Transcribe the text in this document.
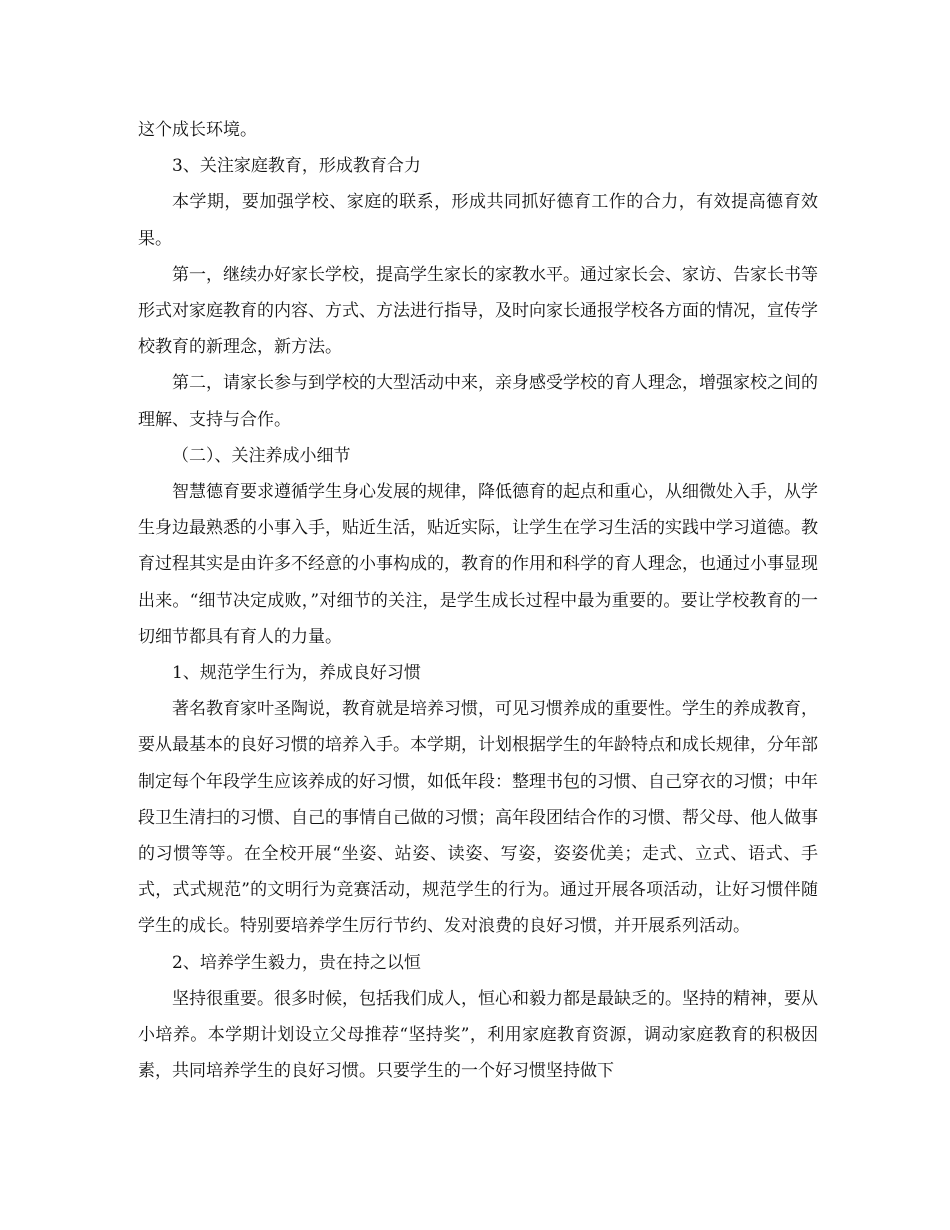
这个成长环境。

3、关注家庭教育，形成教育合力

本学期，要加强学校、家庭的联系，形成共同抓好德育工作的合力，有效提高德育效果。

第一，继续办好家长学校，提高学生家长的家教水平。通过家长会、家访、告家长书等形式对家庭教育的内容、方式、方法进行指导，及时向家长通报学校各方面的情况，宣传学校教育的新理念，新方法。

第二，请家长参与到学校的大型活动中来，亲身感受学校的育人理念，增强家校之间的理解、支持与合作。

（二）、关注养成小细节

智慧德育要求遵循学生身心发展的规律，降低德育的起点和重心，从细微处入手，从学生身边最熟悉的小事入手，贴近生活，贴近实际，让学生在学习生活的实践中学习道德。教育过程其实是由许多不经意的小事构成的，教育的作用和科学的育人理念，也通过小事显现出来。“细节决定成败，”对细节的关注，是学生成长过程中最为重要的。要让学校教育的一切细节都具有育人的力量。

1、规范学生行为，养成良好习惯

著名教育家叶圣陶说，教育就是培养习惯，可见习惯养成的重要性。学生的养成教育，要从最基本的良好习惯的培养入手。本学期，计划根据学生的年龄特点和成长规律，分年部制定每个年段学生应该养成的好习惯，如低年段：整理书包的习惯、自己穿衣的习惯；中年段卫生清扫的习惯、自己的事情自己做的习惯；高年段团结合作的习惯、帮父母、他人做事的习惯等等。在全校开展“坐姿、站姿、读姿、写姿，姿姿优美；走式、立式、语式、手式，式式规范”的文明行为竞赛活动，规范学生的行为。通过开展各项活动，让好习惯伴随学生的成长。特别要培养学生厉行节约、发对浪费的良好习惯，并开展系列活动。

2、培养学生毅力，贵在持之以恒

坚持很重要。很多时候，包括我们成人，恒心和毅力都是最缺乏的。坚持的精神，要从小培养。本学期计划设立父母推荐“坚持奖”，利用家庭教育资源，调动家庭教育的积极因素，共同培养学生的良好习惯。只要学生的一个好习惯坚持做下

——

All entries must be written out again exactly as given, with no pictures in the copy.

Transcribe the text in this document.
这个成长环境。

3、关注家庭教育，形成教育合力

本学期，要加强学校、家庭的联系，形成共同抓好德育工作的合力，有效提高德育效果。

第一，继续办好家长学校，提高学生家长的家教水平。通过家长会、家访、告家长书等形式对家庭教育的内容、方式、方法进行指导，及时向家长通报学校各方面的情况，宣传学校教育的新理念，新方法。

第二，请家长参与到学校的大型活动中来，亲身感受学校的育人理念，增强家校之间的理解、支持与合作。

（二）、关注养成小细节

智慧德育要求遵循学生身心发展的规律，降低德育的起点和重心，从细微处入手，从学生身边最熟悉的小事入手，贴近生活，贴近实际，让学生在学习生活的实践中学习道德。教育过程其实是由许多不经意的小事构成的，教育的作用和科学的育人理念，也通过小事显现出来。“细节决定成败，”对细节的关注，是学生成长过程中最为重要的。要让学校教育的一切细节都具有育人的力量。

1、规范学生行为，养成良好习惯

著名教育家叶圣陶说，教育就是培养习惯，可见习惯养成的重要性。学生的养成教育，要从最基本的良好习惯的培养入手。本学期，计划根据学生的年龄特点和成长规律，分年部制定每个年段学生应该养成的好习惯，如低年段：整理书包的习惯、自己穿衣的习惯；中年段卫生清扫的习惯、自己的事情自己做的习惯；高年段团结合作的习惯、帮父母、他人做事的习惯等等。在全校开展“坐姿、站姿、读姿、写姿，姿姿优美；走式、立式、语式、手式，式式规范”的文明行为竞赛活动，规范学生的行为。通过开展各项活动，让好习惯伴随学生的成长。特别要培养学生厉行节约、发对浪费的良好习惯，并开展系列活动。

2、培养学生毅力，贵在持之以恒

坚持很重要。很多时候，包括我们成人，恒心和毅力都是最缺乏的。坚持的精神，要从小培养。本学期计划设立父母推荐“坚持奖”，利用家庭教育资源，调动家庭教育的积极因素，共同培养学生的良好习惯。只要学生的一个好习惯坚持做下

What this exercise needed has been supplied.